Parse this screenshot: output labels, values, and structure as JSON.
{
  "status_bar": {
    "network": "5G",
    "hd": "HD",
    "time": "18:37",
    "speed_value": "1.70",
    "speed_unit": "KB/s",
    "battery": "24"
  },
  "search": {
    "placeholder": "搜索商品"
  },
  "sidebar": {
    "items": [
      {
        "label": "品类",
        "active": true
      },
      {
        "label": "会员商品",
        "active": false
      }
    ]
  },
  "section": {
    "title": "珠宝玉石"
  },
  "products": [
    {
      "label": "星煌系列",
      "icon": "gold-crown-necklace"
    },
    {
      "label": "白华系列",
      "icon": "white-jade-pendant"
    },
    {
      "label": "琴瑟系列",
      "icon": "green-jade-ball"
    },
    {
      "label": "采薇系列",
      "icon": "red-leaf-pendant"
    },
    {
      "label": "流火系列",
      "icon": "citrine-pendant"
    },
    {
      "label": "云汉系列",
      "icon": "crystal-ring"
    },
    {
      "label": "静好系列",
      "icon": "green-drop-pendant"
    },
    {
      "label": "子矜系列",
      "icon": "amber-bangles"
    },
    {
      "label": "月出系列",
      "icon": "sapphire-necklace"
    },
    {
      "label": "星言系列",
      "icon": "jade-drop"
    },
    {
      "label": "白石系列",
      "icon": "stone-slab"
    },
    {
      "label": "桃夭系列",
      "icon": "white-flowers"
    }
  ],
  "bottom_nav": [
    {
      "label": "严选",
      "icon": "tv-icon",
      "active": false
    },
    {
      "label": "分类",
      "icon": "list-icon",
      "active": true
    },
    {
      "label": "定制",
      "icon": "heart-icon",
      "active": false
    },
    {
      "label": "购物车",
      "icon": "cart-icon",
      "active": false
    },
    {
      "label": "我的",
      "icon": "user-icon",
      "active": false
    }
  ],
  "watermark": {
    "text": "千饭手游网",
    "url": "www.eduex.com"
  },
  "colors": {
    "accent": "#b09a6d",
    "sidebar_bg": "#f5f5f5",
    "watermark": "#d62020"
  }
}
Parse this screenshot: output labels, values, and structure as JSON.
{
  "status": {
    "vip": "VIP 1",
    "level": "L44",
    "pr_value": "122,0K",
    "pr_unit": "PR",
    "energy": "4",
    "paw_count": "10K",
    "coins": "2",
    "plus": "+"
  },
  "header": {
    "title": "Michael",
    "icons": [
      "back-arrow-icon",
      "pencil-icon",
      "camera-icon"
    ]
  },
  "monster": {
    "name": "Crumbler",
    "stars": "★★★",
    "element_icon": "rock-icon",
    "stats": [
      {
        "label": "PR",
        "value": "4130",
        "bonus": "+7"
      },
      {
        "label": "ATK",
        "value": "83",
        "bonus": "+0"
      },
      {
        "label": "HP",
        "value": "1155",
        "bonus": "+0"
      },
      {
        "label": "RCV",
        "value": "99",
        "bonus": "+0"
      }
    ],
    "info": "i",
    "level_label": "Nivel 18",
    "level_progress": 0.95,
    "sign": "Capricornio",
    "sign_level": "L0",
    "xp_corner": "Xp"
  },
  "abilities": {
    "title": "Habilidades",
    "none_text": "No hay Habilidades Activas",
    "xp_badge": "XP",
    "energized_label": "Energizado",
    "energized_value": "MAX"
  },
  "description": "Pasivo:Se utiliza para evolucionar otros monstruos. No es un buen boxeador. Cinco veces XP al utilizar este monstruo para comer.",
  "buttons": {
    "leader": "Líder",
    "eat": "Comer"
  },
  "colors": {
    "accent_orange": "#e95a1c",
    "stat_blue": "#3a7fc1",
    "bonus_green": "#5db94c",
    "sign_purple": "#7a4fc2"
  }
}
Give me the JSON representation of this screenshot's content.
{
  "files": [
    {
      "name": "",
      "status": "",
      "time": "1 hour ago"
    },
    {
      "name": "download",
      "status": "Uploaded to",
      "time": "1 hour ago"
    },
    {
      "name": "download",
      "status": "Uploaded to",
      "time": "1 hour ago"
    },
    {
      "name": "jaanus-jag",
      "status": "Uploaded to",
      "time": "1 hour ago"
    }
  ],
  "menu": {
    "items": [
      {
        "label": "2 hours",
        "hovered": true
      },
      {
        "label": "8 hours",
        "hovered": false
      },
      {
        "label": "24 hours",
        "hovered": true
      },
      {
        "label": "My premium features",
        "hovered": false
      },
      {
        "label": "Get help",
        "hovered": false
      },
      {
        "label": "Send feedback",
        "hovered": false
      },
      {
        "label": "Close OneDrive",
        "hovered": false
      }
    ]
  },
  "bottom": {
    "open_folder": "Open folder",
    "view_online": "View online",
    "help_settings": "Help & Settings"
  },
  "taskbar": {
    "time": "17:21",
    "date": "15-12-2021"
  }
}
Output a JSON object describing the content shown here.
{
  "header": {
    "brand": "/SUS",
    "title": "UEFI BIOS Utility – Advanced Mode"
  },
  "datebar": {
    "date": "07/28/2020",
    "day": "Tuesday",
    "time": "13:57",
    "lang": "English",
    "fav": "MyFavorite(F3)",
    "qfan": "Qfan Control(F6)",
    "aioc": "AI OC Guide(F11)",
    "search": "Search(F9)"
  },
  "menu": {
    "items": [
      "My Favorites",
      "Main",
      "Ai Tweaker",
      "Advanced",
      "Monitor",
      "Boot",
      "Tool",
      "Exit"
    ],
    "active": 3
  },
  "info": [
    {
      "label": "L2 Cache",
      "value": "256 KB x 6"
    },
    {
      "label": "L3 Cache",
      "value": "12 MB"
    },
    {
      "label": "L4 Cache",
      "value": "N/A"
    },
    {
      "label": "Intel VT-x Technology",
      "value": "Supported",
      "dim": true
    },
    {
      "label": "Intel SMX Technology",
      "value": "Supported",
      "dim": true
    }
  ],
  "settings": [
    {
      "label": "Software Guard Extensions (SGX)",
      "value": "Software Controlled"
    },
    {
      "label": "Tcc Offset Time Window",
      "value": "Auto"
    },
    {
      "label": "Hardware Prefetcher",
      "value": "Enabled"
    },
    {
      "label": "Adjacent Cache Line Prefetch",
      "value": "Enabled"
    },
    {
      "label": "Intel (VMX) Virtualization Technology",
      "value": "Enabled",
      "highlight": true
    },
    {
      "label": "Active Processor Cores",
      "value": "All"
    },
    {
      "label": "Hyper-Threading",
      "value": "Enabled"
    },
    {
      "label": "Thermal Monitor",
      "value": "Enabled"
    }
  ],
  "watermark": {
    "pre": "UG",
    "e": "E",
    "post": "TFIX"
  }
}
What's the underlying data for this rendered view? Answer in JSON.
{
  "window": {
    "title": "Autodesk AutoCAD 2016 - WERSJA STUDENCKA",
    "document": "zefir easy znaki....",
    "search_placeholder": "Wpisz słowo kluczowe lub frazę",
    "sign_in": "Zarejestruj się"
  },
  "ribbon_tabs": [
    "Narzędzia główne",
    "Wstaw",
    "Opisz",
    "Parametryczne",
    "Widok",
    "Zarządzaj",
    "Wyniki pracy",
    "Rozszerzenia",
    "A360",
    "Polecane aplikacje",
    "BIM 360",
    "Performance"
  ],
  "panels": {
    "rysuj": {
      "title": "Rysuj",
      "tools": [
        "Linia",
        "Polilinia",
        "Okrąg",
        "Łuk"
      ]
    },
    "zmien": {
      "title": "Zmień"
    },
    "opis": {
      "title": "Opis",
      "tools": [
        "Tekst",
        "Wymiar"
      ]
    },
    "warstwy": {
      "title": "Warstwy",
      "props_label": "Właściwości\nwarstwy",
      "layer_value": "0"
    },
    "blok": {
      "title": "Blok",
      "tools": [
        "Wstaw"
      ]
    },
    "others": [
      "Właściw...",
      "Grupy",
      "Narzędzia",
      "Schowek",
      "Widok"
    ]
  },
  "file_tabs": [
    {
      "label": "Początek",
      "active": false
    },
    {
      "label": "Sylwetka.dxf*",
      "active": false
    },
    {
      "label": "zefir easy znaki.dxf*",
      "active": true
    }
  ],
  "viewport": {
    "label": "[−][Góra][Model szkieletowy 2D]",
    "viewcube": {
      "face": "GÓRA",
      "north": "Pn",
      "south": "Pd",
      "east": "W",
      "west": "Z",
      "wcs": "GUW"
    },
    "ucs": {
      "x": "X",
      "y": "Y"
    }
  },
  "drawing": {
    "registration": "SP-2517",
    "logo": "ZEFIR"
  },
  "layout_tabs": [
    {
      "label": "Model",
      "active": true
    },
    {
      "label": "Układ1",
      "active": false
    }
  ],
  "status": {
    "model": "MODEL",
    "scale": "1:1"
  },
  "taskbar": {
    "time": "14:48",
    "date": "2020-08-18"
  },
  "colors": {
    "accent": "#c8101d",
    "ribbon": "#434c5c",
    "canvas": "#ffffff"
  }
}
__________________________________________________
Requirement >>
Gather each line that holds "name".

Full output >>
    "name": "Crumbler",
      "name": "",
      "name": "download",
      "name": "download",
      "name": "jaanus-jag",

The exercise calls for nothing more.